Stored items:
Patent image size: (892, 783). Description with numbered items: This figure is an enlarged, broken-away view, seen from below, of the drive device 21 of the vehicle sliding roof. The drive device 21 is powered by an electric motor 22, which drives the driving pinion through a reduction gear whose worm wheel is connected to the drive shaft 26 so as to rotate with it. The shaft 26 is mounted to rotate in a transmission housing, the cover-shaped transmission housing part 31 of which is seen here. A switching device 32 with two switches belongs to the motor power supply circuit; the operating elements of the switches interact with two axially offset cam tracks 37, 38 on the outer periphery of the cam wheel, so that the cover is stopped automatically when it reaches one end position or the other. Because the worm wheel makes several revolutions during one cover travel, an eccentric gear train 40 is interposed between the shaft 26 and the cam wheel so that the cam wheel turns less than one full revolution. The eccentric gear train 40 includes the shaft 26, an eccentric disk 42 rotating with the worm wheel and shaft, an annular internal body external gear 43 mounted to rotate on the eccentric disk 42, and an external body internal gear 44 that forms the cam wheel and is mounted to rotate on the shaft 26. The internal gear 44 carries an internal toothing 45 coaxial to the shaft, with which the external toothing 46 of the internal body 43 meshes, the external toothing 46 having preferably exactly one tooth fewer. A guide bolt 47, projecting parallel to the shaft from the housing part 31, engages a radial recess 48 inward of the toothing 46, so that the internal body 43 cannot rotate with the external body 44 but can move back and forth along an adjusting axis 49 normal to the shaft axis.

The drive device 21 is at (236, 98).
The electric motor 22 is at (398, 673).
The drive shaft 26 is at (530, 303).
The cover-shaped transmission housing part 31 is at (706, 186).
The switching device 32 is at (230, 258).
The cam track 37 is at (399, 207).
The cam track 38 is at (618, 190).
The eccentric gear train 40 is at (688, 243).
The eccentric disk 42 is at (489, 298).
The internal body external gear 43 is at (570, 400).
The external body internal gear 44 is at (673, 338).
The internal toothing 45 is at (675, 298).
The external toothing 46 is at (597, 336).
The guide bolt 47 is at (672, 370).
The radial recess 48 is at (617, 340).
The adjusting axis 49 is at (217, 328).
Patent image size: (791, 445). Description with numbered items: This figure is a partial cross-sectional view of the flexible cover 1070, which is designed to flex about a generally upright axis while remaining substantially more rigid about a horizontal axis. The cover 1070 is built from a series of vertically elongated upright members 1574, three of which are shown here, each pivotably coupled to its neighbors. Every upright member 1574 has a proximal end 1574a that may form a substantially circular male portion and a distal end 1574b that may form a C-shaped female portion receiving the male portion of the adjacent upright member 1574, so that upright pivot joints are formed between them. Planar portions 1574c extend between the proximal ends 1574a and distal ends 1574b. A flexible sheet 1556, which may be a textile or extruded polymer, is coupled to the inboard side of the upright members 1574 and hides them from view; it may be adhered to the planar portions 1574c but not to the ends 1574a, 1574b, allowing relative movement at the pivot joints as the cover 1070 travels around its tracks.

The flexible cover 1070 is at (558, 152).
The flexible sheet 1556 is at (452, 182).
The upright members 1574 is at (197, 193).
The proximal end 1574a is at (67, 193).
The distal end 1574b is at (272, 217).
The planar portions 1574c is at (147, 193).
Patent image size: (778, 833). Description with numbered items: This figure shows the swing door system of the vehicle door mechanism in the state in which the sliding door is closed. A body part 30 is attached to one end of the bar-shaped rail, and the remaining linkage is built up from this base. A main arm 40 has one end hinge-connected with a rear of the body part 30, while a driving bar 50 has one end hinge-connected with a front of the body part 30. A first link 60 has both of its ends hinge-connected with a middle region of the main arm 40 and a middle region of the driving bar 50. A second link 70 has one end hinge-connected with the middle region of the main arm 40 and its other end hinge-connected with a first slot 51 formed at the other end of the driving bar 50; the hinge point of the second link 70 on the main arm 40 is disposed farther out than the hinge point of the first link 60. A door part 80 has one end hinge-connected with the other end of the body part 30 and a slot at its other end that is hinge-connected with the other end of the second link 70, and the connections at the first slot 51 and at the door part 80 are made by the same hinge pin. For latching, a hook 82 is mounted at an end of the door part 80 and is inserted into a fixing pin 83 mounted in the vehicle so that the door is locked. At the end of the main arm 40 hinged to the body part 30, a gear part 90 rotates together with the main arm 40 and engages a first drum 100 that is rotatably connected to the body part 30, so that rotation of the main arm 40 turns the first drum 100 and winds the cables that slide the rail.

• _Task brief_
Retype every line of the material above word for word, leaving nothing out.

• _Task result_
Patent image size: (892, 783). Description with numbered items: This figure is an enlarged, broken-away view, seen from below, of the drive device 21 of the vehicle sliding roof. The drive device 21 is powered by an electric motor 22, which drives the driving pinion through a reduction gear whose worm wheel is connected to the drive shaft 26 so as to rotate with it. The shaft 26 is mounted to rotate in a transmission housing, the cover-shaped transmission housing part 31 of which is seen here. A switching device 32 with two switches belongs to the motor power supply circuit; the operating elements of the switches interact with two axially offset cam tracks 37, 38 on the outer periphery of the cam wheel, so that the cover is stopped automatically when it reaches one end position or the other. Because the worm wheel makes several revolutions during one cover travel, an eccentric gear train 40 is interposed between the shaft 26 and the cam wheel so that the cam wheel turns less than one full revolution. The eccentric gear train 40 includes the shaft 26, an eccentric disk 42 rotating with the worm wheel and shaft, an annular internal body external gear 43 mounted to rotate on the eccentric disk 42, and an external body internal gear 44 that forms the cam wheel and is mounted to rotate on the shaft 26. The internal gear 44 carries an internal toothing 45 coaxial to the shaft, with which the external toothing 46 of the internal body 43 meshes, the external toothing 46 having preferably exactly one tooth fewer. A guide bolt 47, projecting parallel to the shaft from the housing part 31, engages a radial recess 48 inward of the toothing 46, so that the internal body 43 cannot rotate with the external body 44 but can move back and forth along an adjusting axis 49 normal to the shaft axis.

The drive device 21 is at (236, 98).
The electric motor 22 is at (398, 673).
The drive shaft 26 is at (530, 303).
The cover-shaped transmission housing part 31 is at (706, 186).
The switching device 32 is at (230, 258).
The cam track 37 is at (399, 207).
The cam track 38 is at (618, 190).
The eccentric gear train 40 is at (688, 243).
The eccentric disk 42 is at (489, 298).
The internal body external gear 43 is at (570, 400).
The external body internal gear 44 is at (673, 338).
The internal toothing 45 is at (675, 298).
The external toothing 46 is at (597, 336).
The guide bolt 47 is at (672, 370).
The radial recess 48 is at (617, 340).
The adjusting axis 49 is at (217, 328).
Patent image size: (791, 445). Description with numbered items: This figure is a partial cross-sectional view of the flexible cover 1070, which is designed to flex about a generally upright axis while remaining substantially more rigid about a horizontal axis. The cover 1070 is built from a series of vertically elongated upright members 1574, three of which are shown here, each pivotably coupled to its neighbors. Every upright member 1574 has a proximal end 1574a that may form a substantially circular male portion and a distal end 1574b that may form a C-shaped female portion receiving the male portion of the adjacent upright member 1574, so that upright pivot joints are formed between them. Planar portions 1574c extend between the proximal ends 1574a and distal ends 1574b. A flexible sheet 1556, which may be a textile or extruded polymer, is coupled to the inboard side of the upright members 1574 and hides them from view; it may be adhered to the planar portions 1574c but not to the ends 1574a, 1574b, allowing relative movement at the pivot joints as the cover 1070 travels around its tracks.

The flexible cover 1070 is at (558, 152).
The flexible sheet 1556 is at (452, 182).
The upright members 1574 is at (197, 193).
The proximal end 1574a is at (67, 193).
The distal end 1574b is at (272, 217).
The planar portions 1574c is at (147, 193).
Patent image size: (778, 833). Description with numbered items: This figure shows the swing door system of the vehicle door mechanism in the state in which the sliding door is closed. A body part 30 is attached to one end of the bar-shaped rail, and the remaining linkage is built up from this base. A main arm 40 has one end hinge-connected with a rear of the body part 30, while a driving bar 50 has one end hinge-connected with a front of the body part 30. A first link 60 has both of its ends hinge-connected with a middle region of the main arm 40 and a middle region of the driving bar 50. A second link 70 has one end hinge-connected with the middle region of the main arm 40 and its other end hinge-connected with a first slot 51 formed at the other end of the driving bar 50; the hinge point of the second link 70 on the main arm 40 is disposed farther out than the hinge point of the first link 60. A door part 80 has one end hinge-connected with the other end of the body part 30 and a slot at its other end that is hinge-connected with the other end of the second link 70, and the connections at the first slot 51 and at the door part 80 are made by the same hinge pin. For latching, a hook 82 is mounted at an end of the door part 80 and is inserted into a fixing pin 83 mounted in the vehicle so that the door is locked. At the end of the main arm 40 hinged to the body part 30, a gear part 90 rotates together with the main arm 40 and engages a first drum 100 that is rotatably connected to the body part 30, so that rotation of the main arm 40 turns the first drum 100 and winds the cables that slide the rail.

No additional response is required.